Pull out every line below holding the word "penting".

[Stored entries]
========

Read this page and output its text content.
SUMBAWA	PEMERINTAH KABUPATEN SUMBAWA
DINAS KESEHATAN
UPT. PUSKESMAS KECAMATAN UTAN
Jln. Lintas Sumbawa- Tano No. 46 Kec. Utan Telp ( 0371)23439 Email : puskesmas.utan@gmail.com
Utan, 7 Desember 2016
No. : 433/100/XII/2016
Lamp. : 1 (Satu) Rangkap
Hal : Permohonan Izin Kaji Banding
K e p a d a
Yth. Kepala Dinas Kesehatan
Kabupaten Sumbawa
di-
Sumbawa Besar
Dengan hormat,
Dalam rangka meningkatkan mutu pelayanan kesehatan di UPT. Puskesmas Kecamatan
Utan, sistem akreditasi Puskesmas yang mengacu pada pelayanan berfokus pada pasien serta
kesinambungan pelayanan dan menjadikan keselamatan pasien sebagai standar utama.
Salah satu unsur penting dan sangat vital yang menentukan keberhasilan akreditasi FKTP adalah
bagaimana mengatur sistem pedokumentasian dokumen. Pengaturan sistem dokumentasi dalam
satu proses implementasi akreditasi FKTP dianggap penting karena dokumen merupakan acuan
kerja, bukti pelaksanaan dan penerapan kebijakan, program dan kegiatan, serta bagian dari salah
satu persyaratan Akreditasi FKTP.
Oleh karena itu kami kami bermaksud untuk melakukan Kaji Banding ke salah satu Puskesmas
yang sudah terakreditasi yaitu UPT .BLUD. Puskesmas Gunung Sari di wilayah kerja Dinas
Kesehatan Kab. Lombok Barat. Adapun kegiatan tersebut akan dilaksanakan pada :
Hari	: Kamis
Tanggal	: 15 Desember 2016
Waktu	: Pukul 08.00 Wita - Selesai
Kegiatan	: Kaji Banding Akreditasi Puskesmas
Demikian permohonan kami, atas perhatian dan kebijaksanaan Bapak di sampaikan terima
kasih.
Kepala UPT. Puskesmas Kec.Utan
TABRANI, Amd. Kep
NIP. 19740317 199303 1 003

========

* WRITTEN SOLUTION
Salah satu unsur penting dan sangat vital yang menentukan keberhasilan akreditasi FKTP adalah
satu proses implementasi akreditasi FKTP dianggap penting karena dokumen merupakan acuan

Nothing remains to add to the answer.